-- GIVEN RECORDS --
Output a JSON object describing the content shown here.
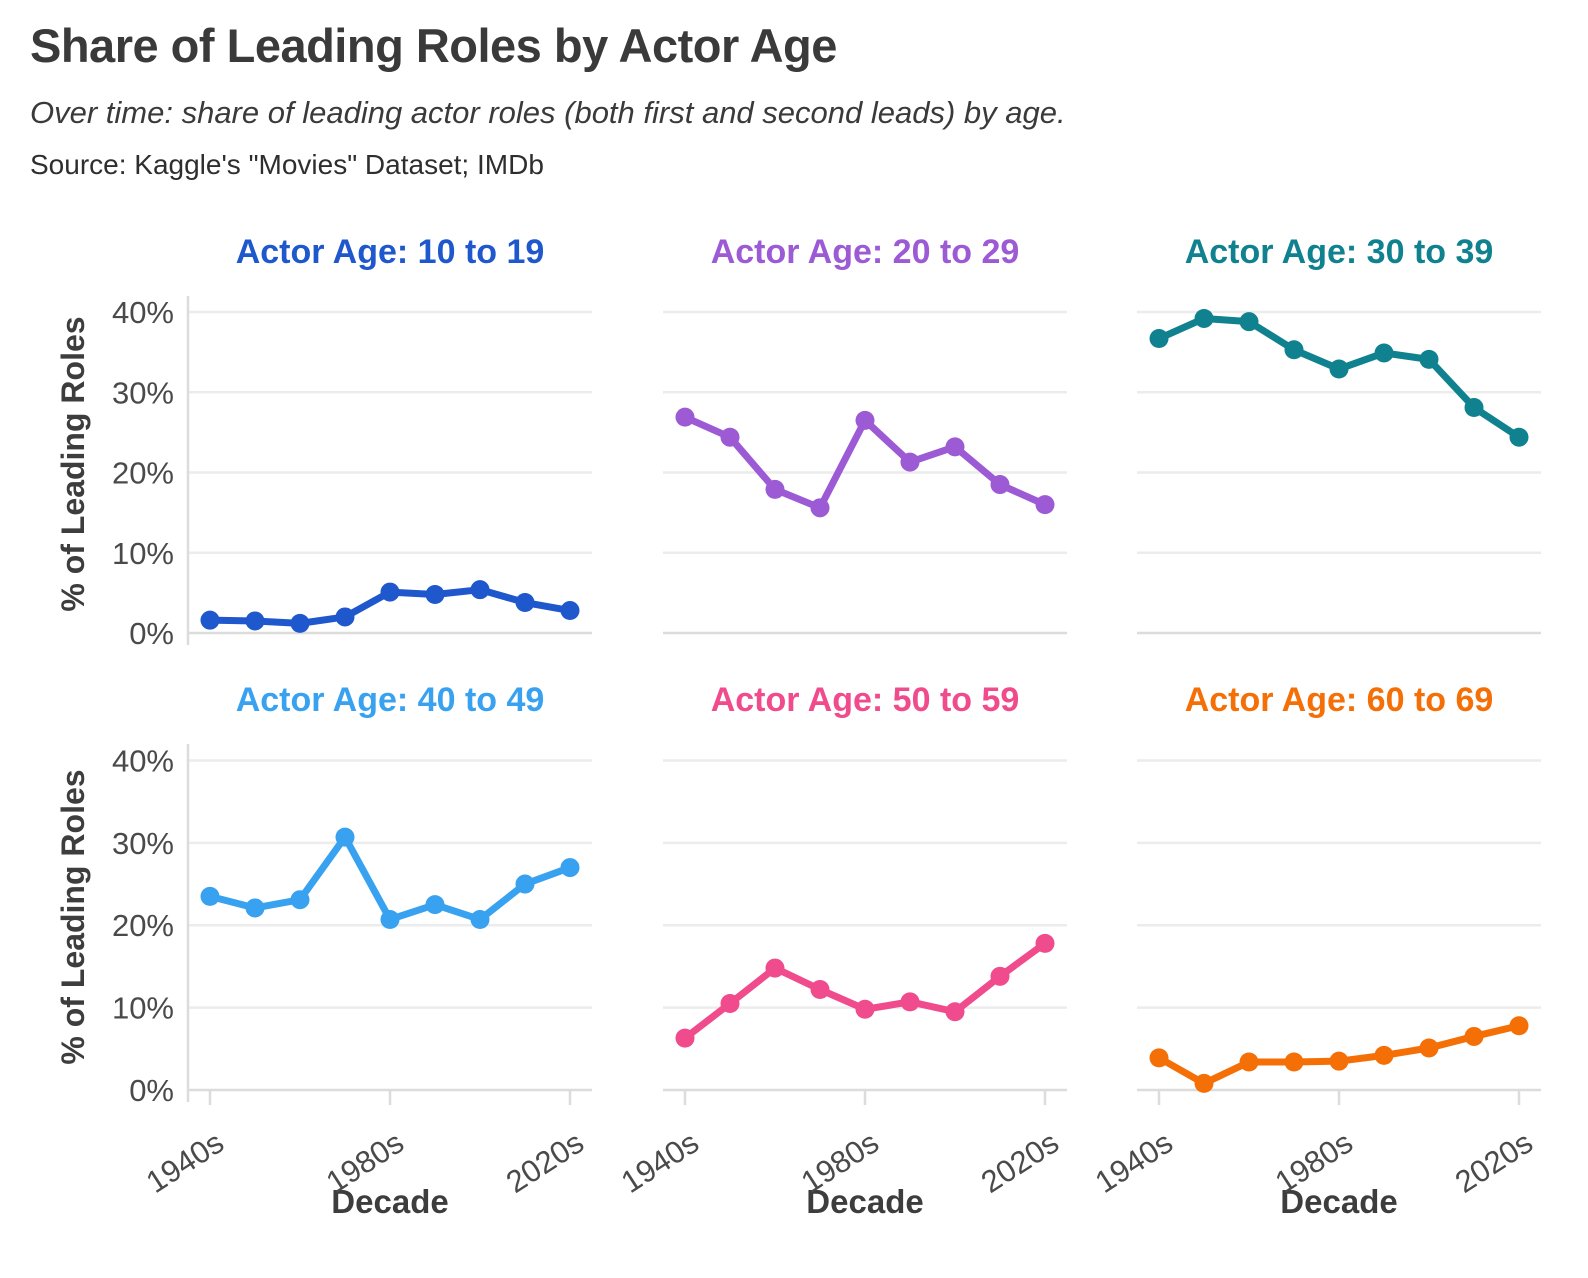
{
  "header": {
    "title": "Share of Leading Roles by Actor Age",
    "subtitle": "Over time: share of leading actor roles (both first and second leads) by age.",
    "source": "Source: Kaggle's \"Movies\" Dataset; IMDb"
  },
  "axes": {
    "y_label": "% of Leading Roles",
    "x_label": "Decade",
    "y_tick_labels": [
      "0%",
      "10%",
      "20%",
      "30%",
      "40%"
    ],
    "x_tick_labels_shown": [
      "1940s",
      "1980s",
      "2020s"
    ]
  },
  "colors": {
    "grid": "#ececec",
    "axis": "#dcdcdc",
    "tick_text": "#4a4a4a",
    "heading_text": "#3a3a3a"
  },
  "chart_data": {
    "type": "line",
    "categories": [
      "1940s",
      "1950s",
      "1960s",
      "1970s",
      "1980s",
      "1990s",
      "2000s",
      "2010s",
      "2020s"
    ],
    "x_ticks_shown": [
      "1940s",
      "1980s",
      "2020s"
    ],
    "xlabel": "Decade",
    "ylabel": "% of Leading Roles",
    "ylim": [
      0,
      42
    ],
    "y_ticks": [
      0,
      10,
      20,
      30,
      40
    ],
    "grid": true,
    "legend": "none (title per facet)",
    "layout": "2 rows x 3 columns small multiples",
    "panels": [
      {
        "title": "Actor Age: 10 to 19",
        "color": "#1f57cd",
        "values": [
          1.6,
          1.5,
          1.2,
          2.0,
          5.1,
          4.8,
          5.4,
          3.8,
          2.8
        ]
      },
      {
        "title": "Actor Age: 20 to 29",
        "color": "#9c5ad4",
        "values": [
          26.9,
          24.4,
          17.9,
          15.6,
          26.5,
          21.3,
          23.2,
          18.5,
          16.0
        ]
      },
      {
        "title": "Actor Age: 30 to 39",
        "color": "#0f818f",
        "values": [
          36.7,
          39.2,
          38.8,
          35.3,
          32.9,
          34.9,
          34.1,
          28.1,
          24.4
        ]
      },
      {
        "title": "Actor Age: 40 to 49",
        "color": "#38a2f0",
        "values": [
          23.5,
          22.1,
          23.1,
          30.7,
          20.7,
          22.5,
          20.7,
          25.0,
          27.0
        ]
      },
      {
        "title": "Actor Age: 50 to 59",
        "color": "#f04b8c",
        "values": [
          6.3,
          10.5,
          14.8,
          12.2,
          9.8,
          10.7,
          9.5,
          13.8,
          17.8
        ]
      },
      {
        "title": "Actor Age: 60 to 69",
        "color": "#f56f07",
        "values": [
          3.9,
          0.8,
          3.4,
          3.4,
          3.5,
          4.2,
          5.1,
          6.5,
          7.8
        ]
      }
    ]
  }
}
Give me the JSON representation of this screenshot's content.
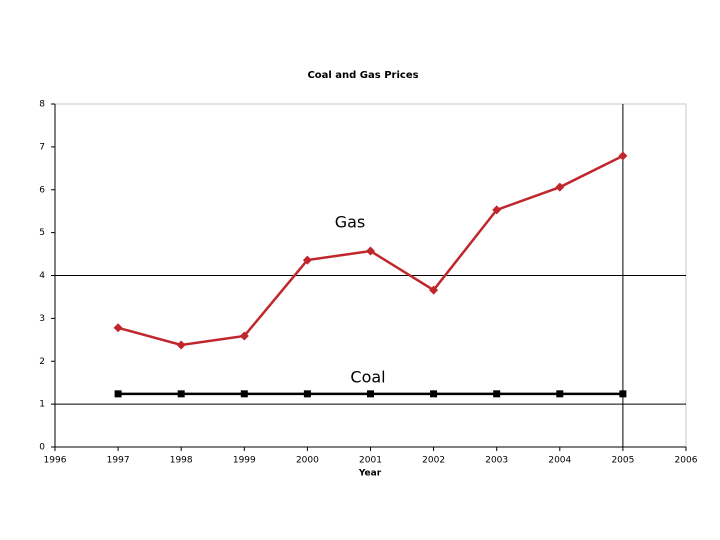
{
  "chart_data": {
    "type": "line",
    "title": "Coal and Gas Prices",
    "x_label": "Year",
    "x": [
      1997,
      1998,
      1999,
      2000,
      2001,
      2002,
      2003,
      2004,
      2005
    ],
    "series": [
      {
        "name": "Gas",
        "color": "#c0272d",
        "marker": "diamond",
        "values": [
          2.78,
          2.38,
          2.59,
          4.36,
          4.57,
          3.66,
          5.53,
          6.06,
          6.79
        ]
      },
      {
        "name": "Coal",
        "color": "#000000",
        "marker": "square",
        "values": [
          1.24,
          1.24,
          1.24,
          1.24,
          1.24,
          1.24,
          1.24,
          1.24,
          1.24
        ]
      }
    ],
    "xlim": [
      1996,
      2006
    ],
    "xticks": [
      1996,
      1997,
      1998,
      1999,
      2000,
      2001,
      2002,
      2003,
      2004,
      2005,
      2006
    ],
    "ylim": [
      0,
      8
    ],
    "yticks": [
      0,
      1,
      2,
      3,
      4,
      5,
      6,
      7,
      8
    ],
    "hlines": [
      1,
      4
    ],
    "vlines": [
      2005
    ]
  }
}
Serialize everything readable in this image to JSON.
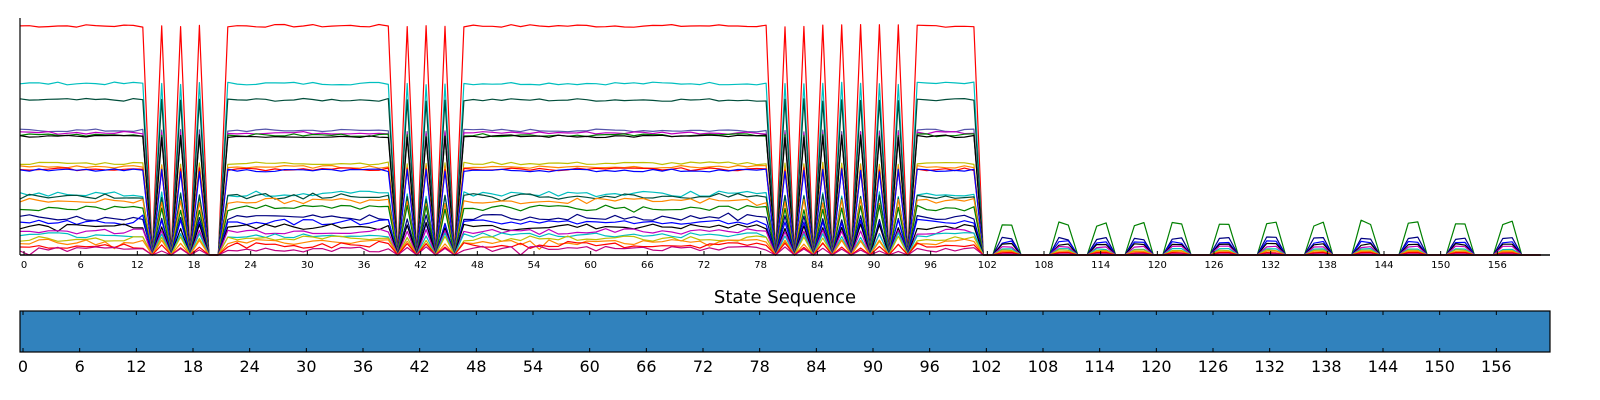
{
  "chart_data": [
    {
      "type": "line",
      "title": "",
      "xlabel": "",
      "ylabel": "",
      "x_ticks": [
        0,
        6,
        12,
        18,
        24,
        30,
        36,
        42,
        48,
        54,
        60,
        66,
        72,
        78,
        84,
        90,
        96,
        102,
        108,
        114,
        120,
        126,
        132,
        138,
        144,
        150,
        156
      ],
      "xlim": [
        0,
        162
      ],
      "ylim": [
        0,
        1.0
      ],
      "y_ticks_shown": false,
      "grid": false,
      "legend": "none",
      "active_segments": [
        [
          0,
          13
        ],
        [
          22,
          39
        ],
        [
          47,
          79
        ],
        [
          95,
          101
        ]
      ],
      "spike_centers": [
        15,
        17,
        19,
        41,
        43,
        45,
        81,
        83,
        85,
        87,
        89,
        91,
        93
      ],
      "low_pulse_centers": [
        105,
        111,
        115,
        119,
        123,
        128,
        133,
        138,
        143,
        148,
        153,
        158
      ],
      "series": [
        {
          "name": "",
          "color": "#ff0000",
          "level": 0.975,
          "low_pulse": 0
        },
        {
          "name": "",
          "color": "#00bfbf",
          "level": 0.73,
          "low_pulse": 0
        },
        {
          "name": "",
          "color": "#004d3a",
          "level": 0.66,
          "low_pulse": 0
        },
        {
          "name": "",
          "color": "#5555aa",
          "level": 0.53,
          "low_pulse": 0
        },
        {
          "name": "",
          "color": "#bf00bf",
          "level": 0.52,
          "low_pulse": 0
        },
        {
          "name": "",
          "color": "#007f00",
          "level": 0.51,
          "low_pulse": 0
        },
        {
          "name": "",
          "color": "#000000",
          "level": 0.505,
          "low_pulse": 0
        },
        {
          "name": "",
          "color": "#bfbf00",
          "level": 0.39,
          "low_pulse": 0
        },
        {
          "name": "",
          "color": "#ff8800",
          "level": 0.375,
          "low_pulse": 0
        },
        {
          "name": "",
          "color": "#ff0000",
          "level": 0.365,
          "low_pulse": 0
        },
        {
          "name": "",
          "color": "#0000ff",
          "level": 0.36,
          "low_pulse": 0
        },
        {
          "name": "",
          "color": "#00bfbf",
          "level": 0.26,
          "low_pulse": 0
        },
        {
          "name": "",
          "color": "#004d3a",
          "level": 0.25,
          "low_pulse": 0
        },
        {
          "name": "",
          "color": "#ff8800",
          "level": 0.23,
          "low_pulse": 0
        },
        {
          "name": "",
          "color": "#008000",
          "level": 0.2,
          "low_pulse": 0.135
        },
        {
          "name": "",
          "color": "#000080",
          "level": 0.16,
          "low_pulse": 0.07
        },
        {
          "name": "",
          "color": "#0000ff",
          "level": 0.14,
          "low_pulse": 0.055
        },
        {
          "name": "",
          "color": "#000000",
          "level": 0.12,
          "low_pulse": 0.045
        },
        {
          "name": "",
          "color": "#bf00bf",
          "level": 0.1,
          "low_pulse": 0.035
        },
        {
          "name": "",
          "color": "#00bfbf",
          "level": 0.085,
          "low_pulse": 0.025
        },
        {
          "name": "",
          "color": "#bfbf00",
          "level": 0.07,
          "low_pulse": 0.02
        },
        {
          "name": "",
          "color": "#ff8800",
          "level": 0.055,
          "low_pulse": 0.015
        },
        {
          "name": "",
          "color": "#ff0000",
          "level": 0.04,
          "low_pulse": 0.01
        },
        {
          "name": "",
          "color": "#c00080",
          "level": 0.025,
          "low_pulse": 0.005
        }
      ]
    },
    {
      "type": "heatmap",
      "title": "State Sequence",
      "xlabel": "",
      "ylabel": "",
      "x_ticks": [
        0,
        6,
        12,
        18,
        24,
        30,
        36,
        42,
        48,
        54,
        60,
        66,
        72,
        78,
        84,
        90,
        96,
        102,
        108,
        114,
        120,
        126,
        132,
        138,
        144,
        150,
        156
      ],
      "xlim": [
        0,
        162
      ],
      "states": [
        {
          "value": 0,
          "start": 0,
          "end": 162
        }
      ],
      "color": "#3182bd"
    }
  ]
}
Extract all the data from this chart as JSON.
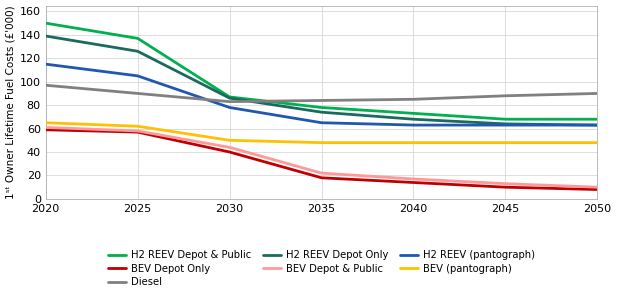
{
  "years": [
    2020,
    2025,
    2030,
    2035,
    2040,
    2045,
    2050
  ],
  "series_order": [
    "H2 REEV Depot & Public",
    "H2 REEV Depot Only",
    "H2 REEV (pantograph)",
    "BEV Depot Only",
    "BEV Depot & Public",
    "BEV (pantograph)",
    "Diesel"
  ],
  "series": {
    "H2 REEV Depot & Public": {
      "color": "#00b050",
      "linewidth": 2.0,
      "values": [
        150,
        137,
        87,
        78,
        73,
        68,
        68
      ]
    },
    "H2 REEV Depot Only": {
      "color": "#1a6b5e",
      "linewidth": 2.0,
      "values": [
        139,
        126,
        86,
        74,
        68,
        64,
        63
      ]
    },
    "H2 REEV (pantograph)": {
      "color": "#2058b0",
      "linewidth": 2.0,
      "values": [
        115,
        105,
        78,
        65,
        63,
        63,
        63
      ]
    },
    "BEV Depot Only": {
      "color": "#c00000",
      "linewidth": 2.0,
      "values": [
        59,
        57,
        40,
        18,
        14,
        10,
        8
      ]
    },
    "BEV Depot & Public": {
      "color": "#ff9999",
      "linewidth": 2.0,
      "values": [
        61,
        58,
        44,
        22,
        17,
        13,
        10
      ]
    },
    "BEV (pantograph)": {
      "color": "#ffc000",
      "linewidth": 2.0,
      "values": [
        65,
        62,
        50,
        48,
        48,
        48,
        48
      ]
    },
    "Diesel": {
      "color": "#808080",
      "linewidth": 2.0,
      "values": [
        97,
        90,
        83,
        84,
        85,
        88,
        90
      ]
    }
  },
  "ylabel": "1ˢᵗ Owner Lifetime Fuel Costs (£'000)",
  "ylim": [
    0,
    165
  ],
  "xlim": [
    2020,
    2050
  ],
  "yticks": [
    0,
    20,
    40,
    60,
    80,
    100,
    120,
    140,
    160
  ],
  "xticks": [
    2020,
    2025,
    2030,
    2035,
    2040,
    2045,
    2050
  ],
  "legend_col1": [
    "H2 REEV Depot & Public",
    "H2 REEV Depot Only",
    "H2 REEV (pantograph)"
  ],
  "legend_col2": [
    "BEV Depot Only",
    "BEV Depot & Public",
    "BEV (pantograph)"
  ],
  "legend_col3": [
    "Diesel"
  ],
  "background_color": "#ffffff"
}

-- SHORT EXERCISE --
Check each line of the entries above for the word "none". List the ones that have it.

-- RESULT FOR THIS EXERCISE --
    "legend": "none (title per facet)",
      "legend": "none",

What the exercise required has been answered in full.